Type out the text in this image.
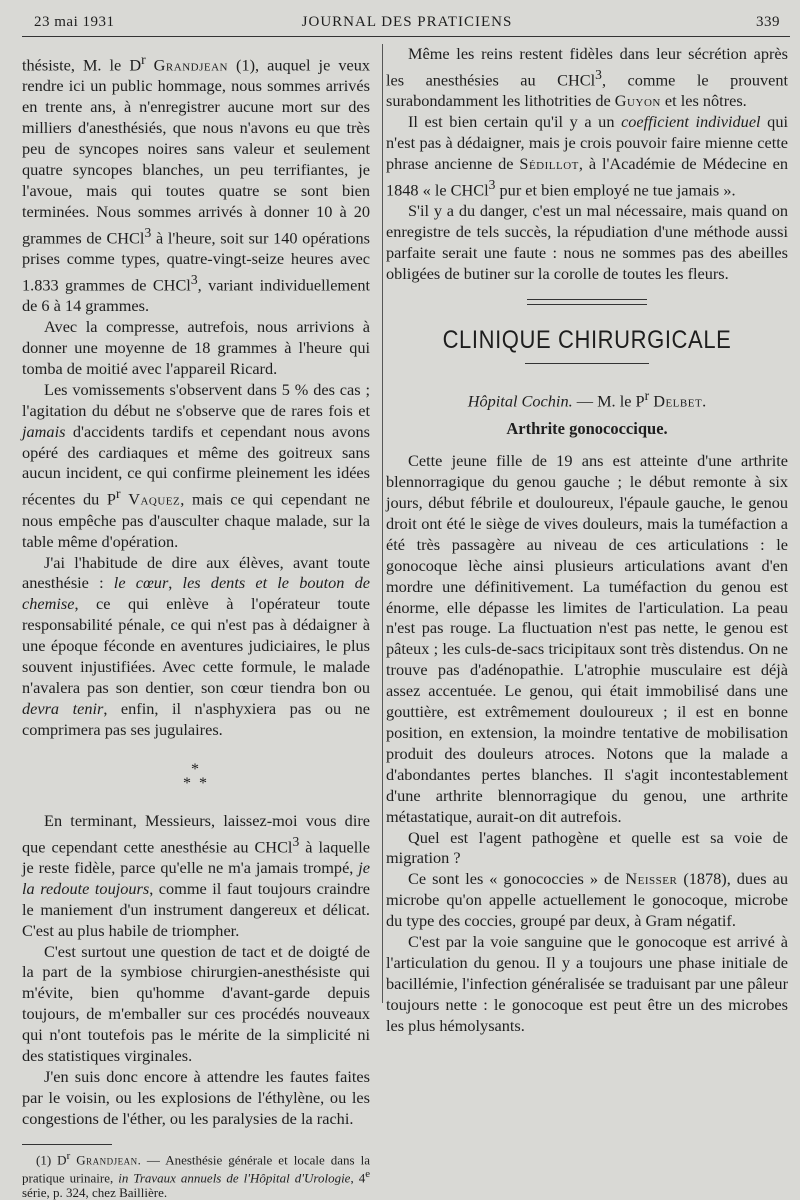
23 mai 1931	JOURNAL DES PRATICIENS	339

thésiste, M. le $D^r$ Grandjean (1), auquel je veux rendre ici un public hommage, nous sommes arrivés en trente ans, à n'enregistrer aucune mort sur des milliers d'anesthésiés, que nous n'avons eu que très peu de syncopes noires sans valeur et seulement quatre syncopes blanches, un peu terrifiantes, je l'avoue, mais qui toutes quatre se sont bien terminées. Nous sommes arrivés à donner 10 à 20 grammes de CHCl$^3$ à l'heure, soit sur 140 opérations prises comme types, quatre-vingt-seize heures avec 1.833 grammes de CHCl$^3$, variant individuellement de 6 à 14 grammes.

Avec la compresse, autrefois, nous arrivions à donner une moyenne de 18 grammes à l'heure qui tomba de moitié avec l'appareil Ricard.

Les vomissements s'observent dans 5 % des cas ; l'agitation du début ne s'observe que de rares fois et jamais d'accidents tardifs et cependant nous avons opéré des cardiaques et même des goitreux sans aucun incident, ce qui confirme pleinement les idées récentes du $P^r$ Vaquez, mais ce qui cependant ne nous empêche pas d'ausculter chaque malade, sur la table même d'opération.

J'ai l'habitude de dire aux élèves, avant toute anesthésie : le cœur, les dents et le bouton de chemise, ce qui enlève à l'opérateur toute responsabilité pénale, ce qui n'est pas à dédaigner à une époque féconde en aventures judiciaires, le plus souvent injustifiées. Avec cette formule, le malade n'avalera pas son dentier, son cœur tiendra bon ou devra tenir, enfin, il n'asphyxiera pas ou ne comprimera pas ses jugulaires.

*
* *

En terminant, Messieurs, laissez-moi vous dire que cependant cette anesthésie au CHCl$^3$ à laquelle je reste fidèle, parce qu'elle ne m'a jamais trompé, je la redoute toujours, comme il faut toujours craindre le maniement d'un instrument dangereux et délicat. C'est au plus habile de triompher.

C'est surtout une question de tact et de doigté de la part de la symbiose chirurgien-anesthésiste qui m'évite, bien qu'homme d'avant-garde depuis toujours, de m'emballer sur ces procédés nouveaux qui n'ont toutefois pas le mérite de la simplicité ni des statistiques virginales.

J'en suis donc encore à attendre les fautes faites par le voisin, ou les explosions de l'éthylène, ou les congestions de l'éther, ou les paralysies de la rachi.

(1) $D^r$ Grandjean. — Anesthésie générale et locale dans la pratique urinaire, in Travaux annuels de l'Hôpital d'Urologie, 4e série, p. 324, chez Baillière.

Même les reins restent fidèles dans leur sécrétion après les anesthésies au CHCl$^3$, comme le prouvent surabondamment les lithotrities de Guyon et les nôtres.

Il est bien certain qu'il y a un coefficient individuel qui n'est pas à dédaigner, mais je crois pouvoir faire mienne cette phrase ancienne de Sédillot, à l'Académie de Médecine en 1848 « le CHCl$^3$ pur et bien employé ne tue jamais ».

S'il y a du danger, c'est un mal nécessaire, mais quand on enregistre de tels succès, la répudiation d'une méthode aussi parfaite serait une faute : nous ne sommes pas des abeilles obligées de butiner sur la corolle de toutes les fleurs.

CLINIQUE CHIRURGICALE

Hôpital Cochin. — M. le $P^r$ Delbet.

Arthrite gonococcique.

Cette jeune fille de 19 ans est atteinte d'une arthrite blennorragique du genou gauche ; le début remonte à six jours, début fébrile et douloureux, l'épaule gauche, le genou droit ont été le siège de vives douleurs, mais la tuméfaction a été très passagère au niveau de ces articulations : le gonocoque lèche ainsi plusieurs articulations avant d'en mordre une définitivement. La tuméfaction du genou est énorme, elle dépasse les limites de l'articulation. La peau n'est pas rouge. La fluctuation n'est pas nette, le genou est pâteux ; les culs-de-sacs tricipitaux sont très distendus. On ne trouve pas d'adénopathie. L'atrophie musculaire est déjà assez accentuée. Le genou, qui était immobilisé dans une gouttière, est extrêmement douloureux ; il est en bonne position, en extension, la moindre tentative de mobilisation produit des douleurs atroces. Notons que la malade a d'abondantes pertes blanches. Il s'agit incontestablement d'une arthrite blennorragique du genou, une arthrite métastatique, aurait-on dit autrefois.

Quel est l'agent pathogène et quelle est sa voie de migration ?

Ce sont les « gonococcies » de Neisser (1878), dues au microbe qu'on appelle actuellement le gonocoque, microbe du type des coccies, groupé par deux, à Gram négatif.

C'est par la voie sanguine que le gonocoque est arrivé à l'articulation du genou. Il y a toujours une phase initiale de bacillémie, l'infection généralisée se traduisant par une pâleur toujours nette : le gonocoque est peut être un des microbes les plus hémolysants.
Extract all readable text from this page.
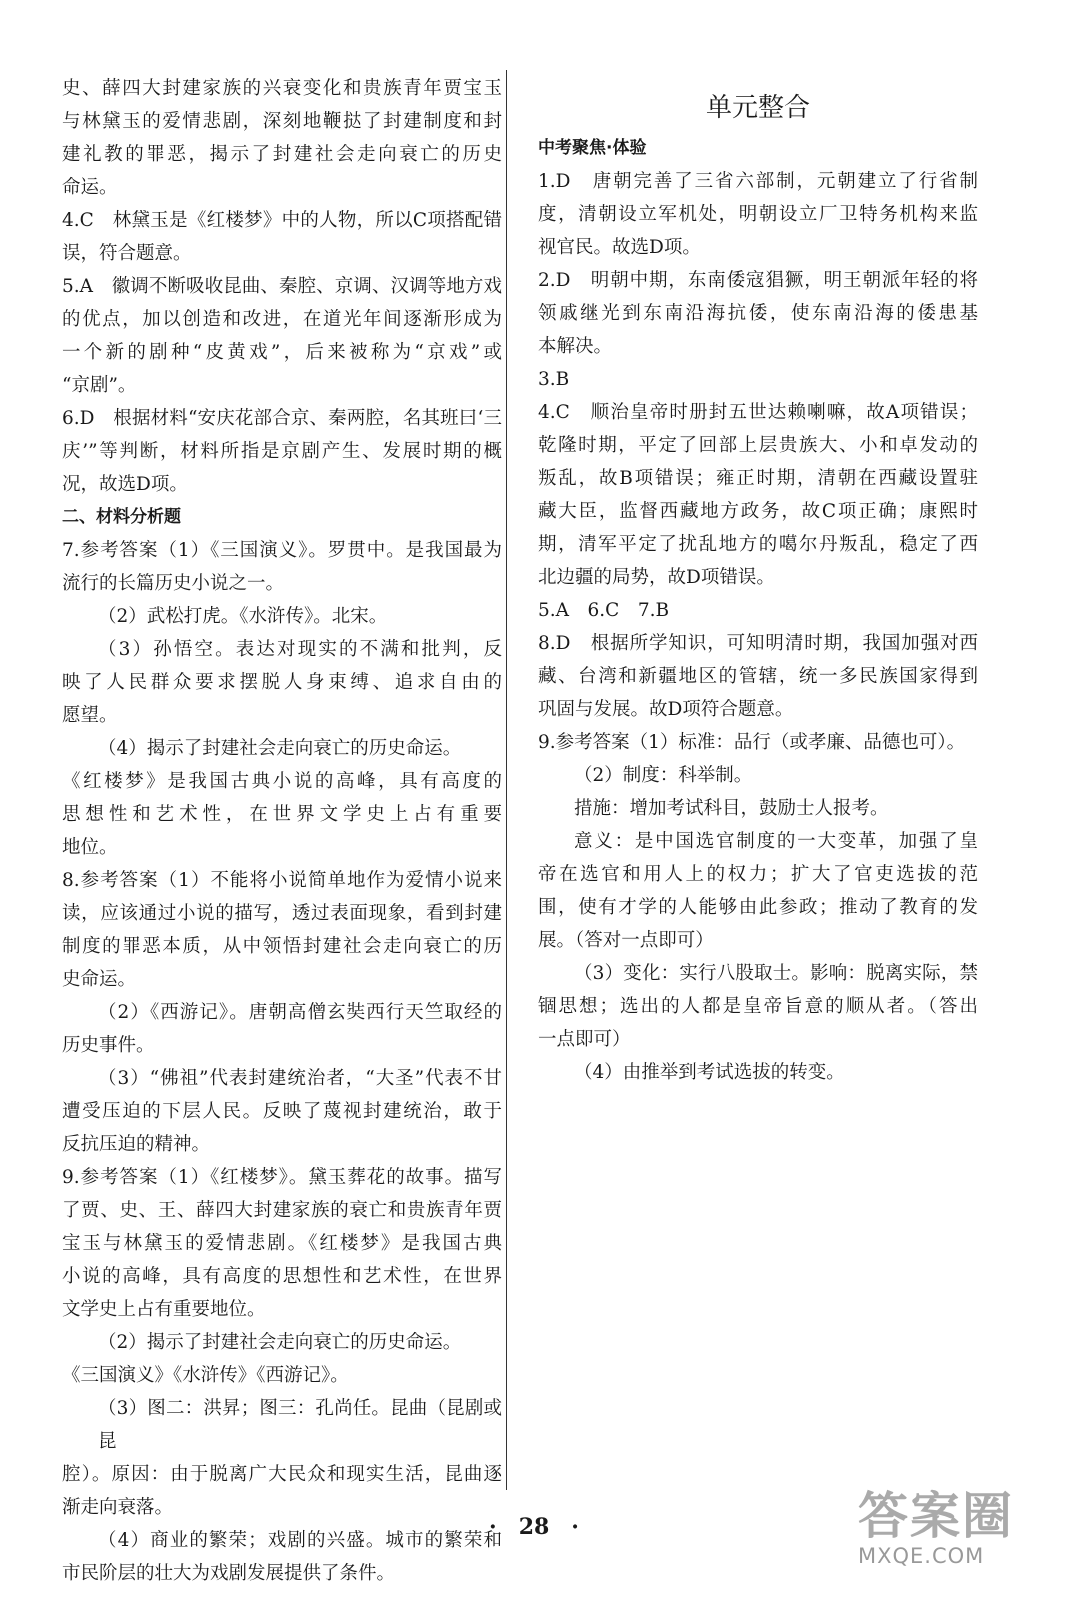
史、薛四大封建家族的兴衰变化和贵族青年贾宝玉
与林黛玉的爱情悲剧，深刻地鞭挞了封建制度和封
建礼教的罪恶，揭示了封建社会走向衰亡的历史
命运。
4.C　林黛玉是《红楼梦》中的人物，所以C项搭配错
误，符合题意。
5.A　徽调不断吸收昆曲、秦腔、京调、汉调等地方戏
的优点，加以创造和改进，在道光年间逐渐形成为
一个新的剧种“皮黄戏”，后来被称为“京戏”或
“京剧”。
6.D　根据材料“安庆花部合京、秦两腔，名其班曰‘三
庆’”等判断，材料所指是京剧产生、发展时期的概
况，故选D项。
二、材料分析题
7.参考答案（1）《三国演义》。罗贯中。是我国最为
流行的长篇历史小说之一。
（2）武松打虎。《水浒传》。北宋。
（3）孙悟空。表达对现实的不满和批判，反
映了人民群众要求摆脱人身束缚、追求自由的
愿望。
（4）揭示了封建社会走向衰亡的历史命运。
《红楼梦》是我国古典小说的高峰，具有高度的
思想性和艺术性，在世界文学史上占有重要
地位。
8.参考答案（1）不能将小说简单地作为爱情小说来
读，应该通过小说的描写，透过表面现象，看到封建
制度的罪恶本质，从中领悟封建社会走向衰亡的历
史命运。
（2）《西游记》。唐朝高僧玄奘西行天竺取经的
历史事件。
（3）“佛祖”代表封建统治者，“大圣”代表不甘
遭受压迫的下层人民。反映了蔑视封建统治，敢于
反抗压迫的精神。
9.参考答案（1）《红楼梦》。黛玉葬花的故事。描写
了贾、史、王、薛四大封建家族的衰亡和贵族青年贾
宝玉与林黛玉的爱情悲剧。《红楼梦》是我国古典
小说的高峰，具有高度的思想性和艺术性，在世界
文学史上占有重要地位。
（2）揭示了封建社会走向衰亡的历史命运。
《三国演义》《水浒传》《西游记》。
（3）图二：洪昇；图三：孔尚任。昆曲（昆剧或昆
腔）。原因：由于脱离广大民众和现实生活，昆曲逐
渐走向衰落。
（4）商业的繁荣；戏剧的兴盛。城市的繁荣和
市民阶层的壮大为戏剧发展提供了条件。
单元整合
中考聚焦·体验
1.D　唐朝完善了三省六部制，元朝建立了行省制
度，清朝设立军机处，明朝设立厂卫特务机构来监
视官民。故选D项。
2.D　明朝中期，东南倭寇猖獗，明王朝派年轻的将
领戚继光到东南沿海抗倭，使东南沿海的倭患基
本解决。
3.B
4.C　顺治皇帝时册封五世达赖喇嘛，故A项错误；
乾隆时期，平定了回部上层贵族大、小和卓发动的
叛乱，故B项错误；雍正时期，清朝在西藏设置驻
藏大臣，监督西藏地方政务，故C项正确；康熙时
期，清军平定了扰乱地方的噶尔丹叛乱，稳定了西
北边疆的局势，故D项错误。
5.A　6.C　7.B
8.D　根据所学知识，可知明清时期，我国加强对西
藏、台湾和新疆地区的管辖，统一多民族国家得到
巩固与发展。故D项符合题意。
9.参考答案（1）标准：品行（或孝廉、品德也可）。
（2）制度：科举制。
措施：增加考试科目，鼓励士人报考。
意义：是中国选官制度的一大变革，加强了皇
帝在选官和用人上的权力；扩大了官吏选拔的范
围，使有才学的人能够由此参政；推动了教育的发
展。（答对一点即可）
（3）变化：实行八股取士。影响：脱离实际，禁
锢思想；选出的人都是皇帝旨意的顺从者。（答出
一点即可）
（4）由推举到考试选拔的转变。
·　28　·	答案圈
MXQE.COM
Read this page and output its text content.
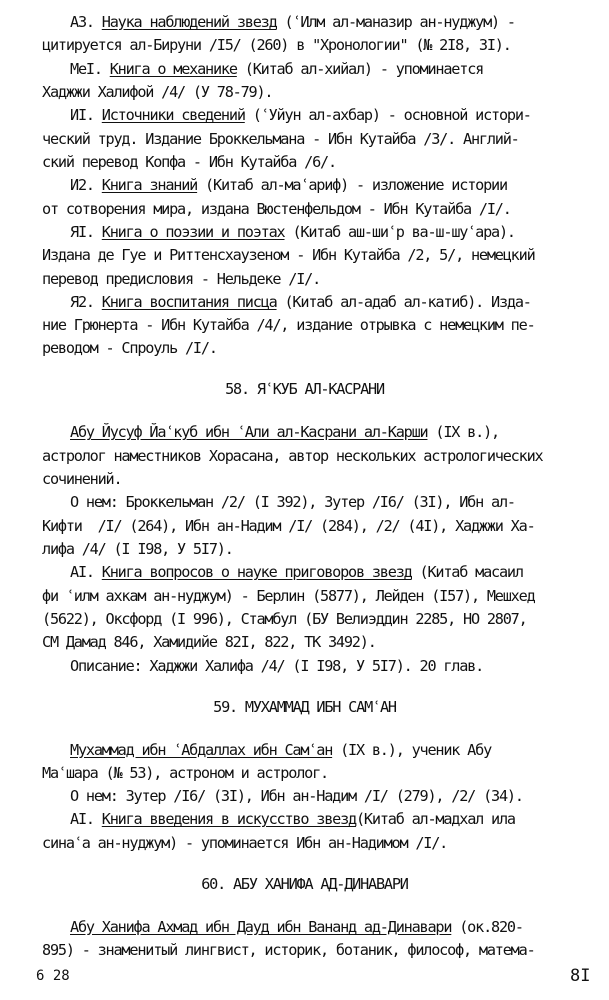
А3. Наука наблюдений звезд (ʿИлм ал-маназир ан-нуджум) -
цитируется ал-Бируни /I5/ (260) в "Хронологии" (№ 2I8, 3I).
MeI. Книга о механике (Китаб ал-хийал) - упоминается
Хаджжи Халифой /4/ (У 78-79).
ИI. Источники сведений (ʿУйун ал-ахбар) - основной истори-
ческий труд. Издание Броккельмана - Ибн Кутайба /3/. Англий-
ский перевод Копфа - Ибн Кутайба /6/.
И2. Книга знаний (Китаб ал-маʿариф) - изложение истории
от сотворения мира, издана Вюстенфельдом - Ибн Кутайба /I/.
ЯI. Книга о поэзии и поэтах (Китаб аш-шиʿр ва-ш-шуʿара).
Издана де Гуе и Риттенсхаузеном - Ибн Кутайба /2, 5/, немецкий
перевод предисловия - Нельдеке /I/.
Я2. Книга воспитания писца (Китаб ал-адаб ал-катиб). Изда-
ние Грюнерта - Ибн Кутайба /4/, издание отрывка с немецким пе-
реводом - Спроуль /I/.
58. ЯʿКУБ АЛ-КАСРАНИ
Абу Йусуф Йаʿкуб ибн ʿАли ал-Касрани ал-Карши (IX в.),
астролог наместников Хорасана, автор нескольких астрологических
сочинений.
О нем: Броккельман /2/ (I 392), Зутер /I6/ (3I), Ибн ал-
Кифти  /I/ (264), Ибн ан-Надим /I/ (284), /2/ (4I), Хаджжи Ха-
лифа /4/ (I I98, У 5I7).
АI. Книга вопросов о науке приговоров звезд (Китаб масаил
фи ʿилм ахкам ан-нуджум) - Берлин (5877), Лейден (I57), Мешхед
(5622), Оксфорд (I 996), Стамбул (БУ Велиэддин 2285, НО 2807,
СМ Дамад 846, Хамидийе 82I, 822, ТК 3492).
Описание: Хаджжи Халифа /4/ (I I98, У 5I7). 20 глав.
59. МУХАММАД ИБН САМʿАН
Мухаммад ибн ʿАбдаллах ибн Самʿан (IX в.), ученик Абу
Маʿшара (№ 53), астроном и астролог.
О нем: Зутер /I6/ (3I), Ибн ан-Надим /I/ (279), /2/ (34).
АI. Книга введения в искусство звезд(Китаб ал-мадхал ила
синаʿа ан-нуджум) - упоминается Ибн ан-Надимом /I/.
60. АБУ ХАНИФА АД-ДИНАВАРИ
Абу Ханифа Ахмад ибн Дауд ибн Вананд ад-Динавари (ок.820-
895) - знаменитый лингвист, историк, ботаник, философ, матема-
6 28	8I
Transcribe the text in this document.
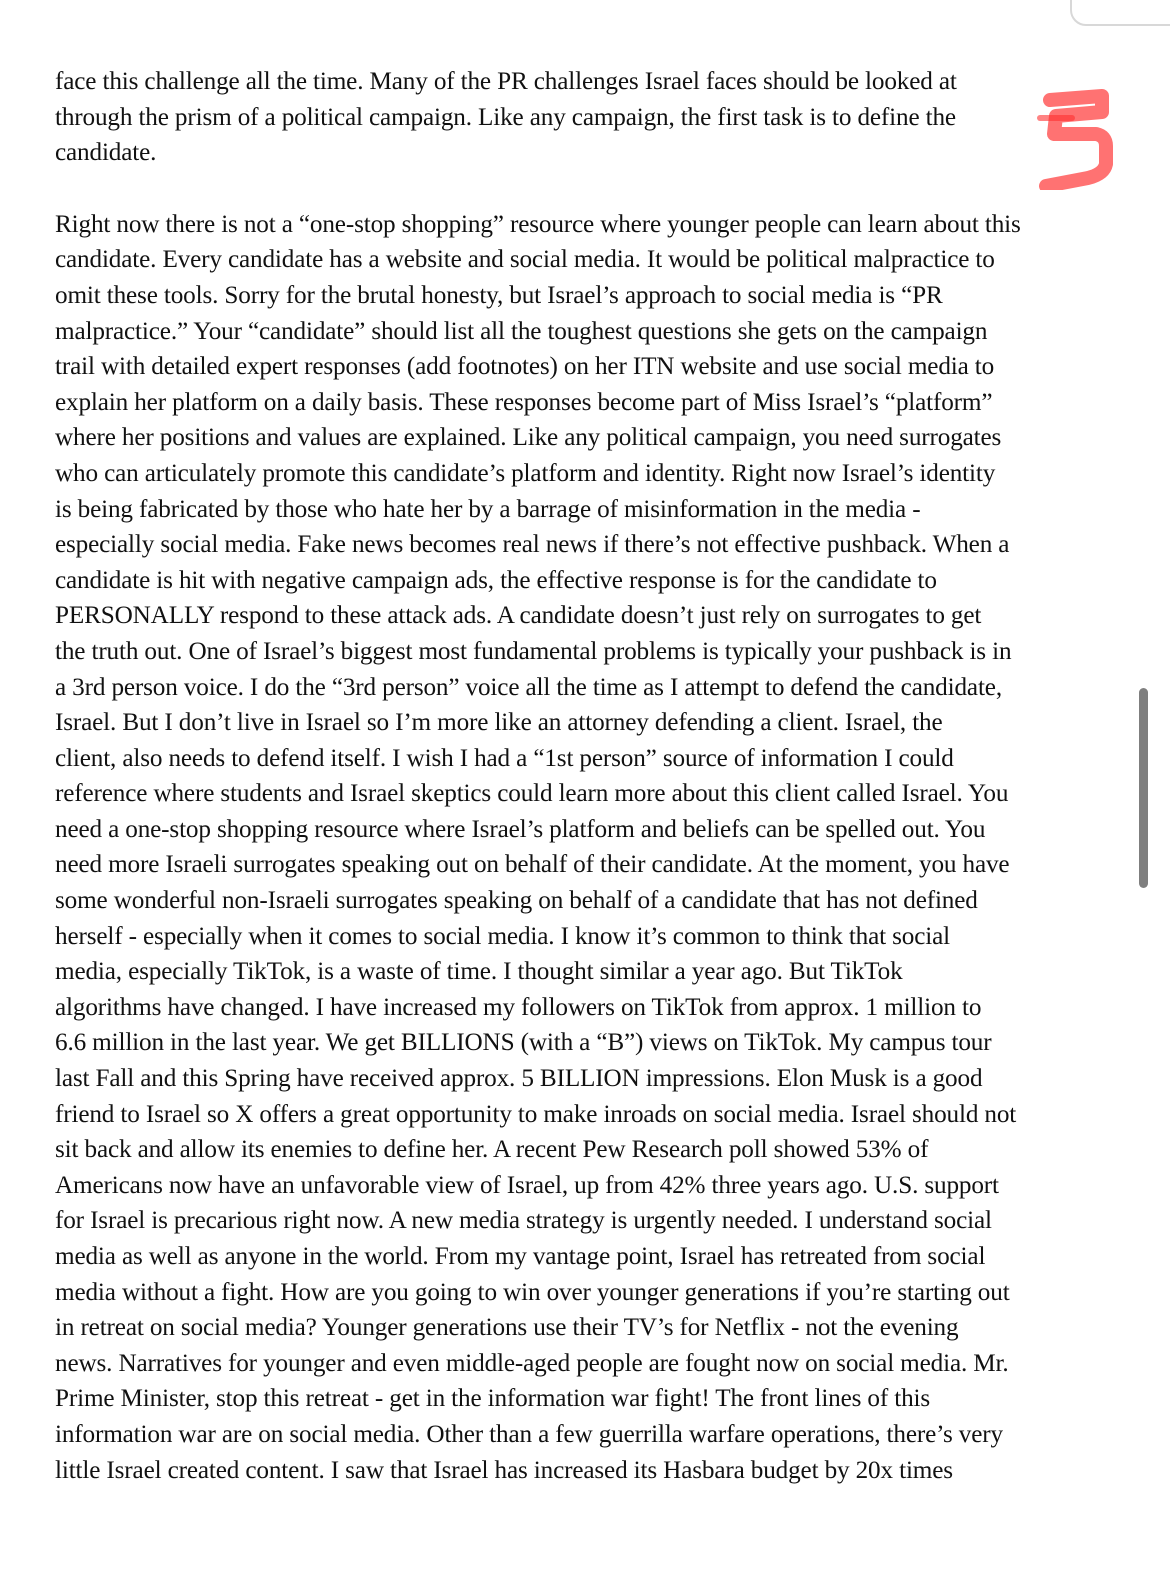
face this challenge all the time. Many of the PR challenges Israel faces should be looked at
through the prism of a political campaign. Like any campaign, the first task is to define the
candidate.

Right now there is not a “one-stop shopping” resource where younger people can learn about this
candidate. Every candidate has a website and social media. It would be political malpractice to
omit these tools. Sorry for the brutal honesty, but Israel’s approach to social media is “PR
malpractice.” Your “candidate” should list all the toughest questions she gets on the campaign
trail with detailed expert responses (add footnotes) on her ITN website and use social media to
explain her platform on a daily basis. These responses become part of Miss Israel’s “platform”
where her positions and values are explained. Like any political campaign, you need surrogates
who can articulately promote this candidate’s platform and identity. Right now Israel’s identity
is being fabricated by those who hate her by a barrage of misinformation in the media -
especially social media. Fake news becomes real news if there’s not effective pushback. When a
candidate is hit with negative campaign ads, the effective response is for the candidate to
PERSONALLY respond to these attack ads. A candidate doesn’t just rely on surrogates to get
the truth out. One of Israel’s biggest most fundamental problems is typically your pushback is in
a 3rd person voice. I do the “3rd person” voice all the time as I attempt to defend the candidate,
Israel. But I don’t live in Israel so I’m more like an attorney defending a client. Israel, the
client, also needs to defend itself. I wish I had a “1st person” source of information I could
reference where students and Israel skeptics could learn more about this client called Israel. You
need a one-stop shopping resource where Israel’s platform and beliefs can be spelled out. You
need more Israeli surrogates speaking out on behalf of their candidate. At the moment, you have
some wonderful non-Israeli surrogates speaking on behalf of a candidate that has not defined
herself - especially when it comes to social media. I know it’s common to think that social
media, especially TikTok, is a waste of time. I thought similar a year ago. But TikTok
algorithms have changed. I have increased my followers on TikTok from approx. 1 million to
6.6 million in the last year. We get BILLIONS (with a “B”) views on TikTok. My campus tour
last Fall and this Spring have received approx. 5 BILLION impressions. Elon Musk is a good
friend to Israel so X offers a great opportunity to make inroads on social media. Israel should not
sit back and allow its enemies to define her. A recent Pew Research poll showed 53% of
Americans now have an unfavorable view of Israel, up from 42% three years ago. U.S. support
for Israel is precarious right now. A new media strategy is urgently needed. I understand social
media as well as anyone in the world. From my vantage point, Israel has retreated from social
media without a fight. How are you going to win over younger generations if you’re starting out
in retreat on social media? Younger generations use their TV’s for Netflix - not the evening
news. Narratives for younger and even middle-aged people are fought now on social media. Mr.
Prime Minister, stop this retreat - get in the information war fight! The front lines of this
information war are on social media. Other than a few guerrilla warfare operations, there’s very
little Israel created content. I saw that Israel has increased its Hasbara budget by 20x times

▬▬▬▬▬▬▬▬▬▬

### Aim of the exercise
In the entries above, how many lines contain the word "Israeli"? Answer with the number only.

### Task result
2